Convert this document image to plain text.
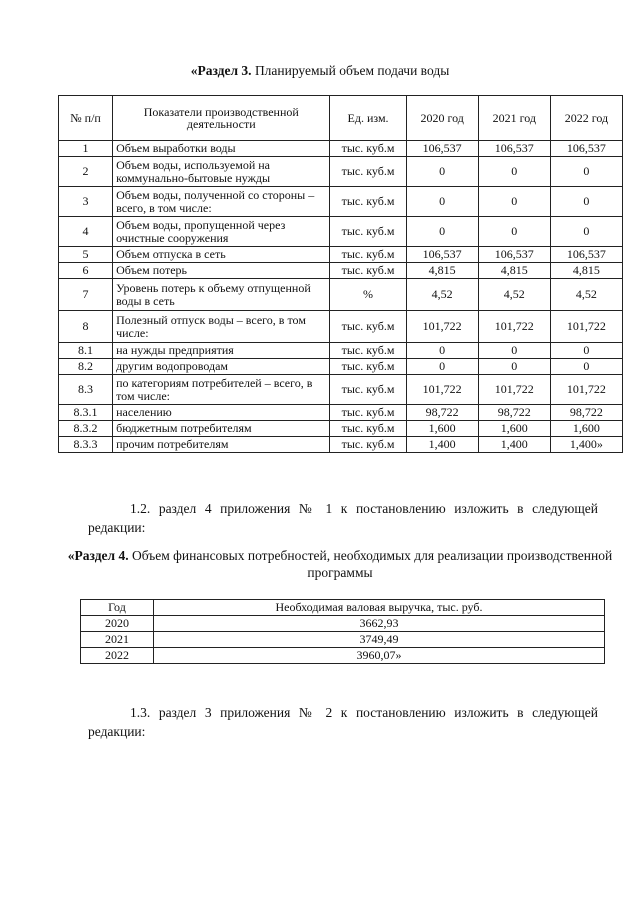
«Раздел 3. Планируемый объем подачи воды
№ п/п	Показатели производственной деятельности	Ед. изм.	2020 год	2021 год	2022 год
1	Объем выработки воды	тыс. куб.м	106,537	106,537	106,537
2	Объем воды, используемой на коммунально-бытовые нужды	тыс. куб.м	0	0	0
3	Объем воды, полученной со стороны – всего, в том числе:	тыс. куб.м	0	0	0
4	Объем воды, пропущенной через очистные сооружения	тыс. куб.м	0	0	0
5	Объем отпуска в сеть	тыс. куб.м	106,537	106,537	106,537
6	Объем потерь	тыс. куб.м	4,815	4,815	4,815
7	Уровень потерь к объему отпущенной воды в сеть	%	4,52	4,52	4,52
8	Полезный отпуск воды – всего, в том числе:	тыс. куб.м	101,722	101,722	101,722
8.1	на нужды предприятия	тыс. куб.м	0	0	0
8.2	другим водопроводам	тыс. куб.м	0	0	0
8.3	по категориям потребителей – всего, в том числе:	тыс. куб.м	101,722	101,722	101,722
8.3.1	населению	тыс. куб.м	98,722	98,722	98,722
8.3.2	бюджетным потребителям	тыс. куб.м	1,600	1,600	1,600
8.3.3	прочим потребителям	тыс. куб.м	1,400	1,400	1,400»
1.2. раздел 4 приложения № 1 к постановлению изложить в следующей редакции:
«Раздел 4. Объем финансовых потребностей, необходимых для реализации производственной программы
Год	Необходимая валовая выручка, тыс. руб.
2020	3662,93
2021	3749,49
2022	3960,07»
1.3. раздел 3 приложения № 2 к постановлению изложить в следующей редакции:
-- -- --
Stated goal :: Of the lines above, how many include the word "сеть"? Reply with the number alone.

Solution for this task :: 2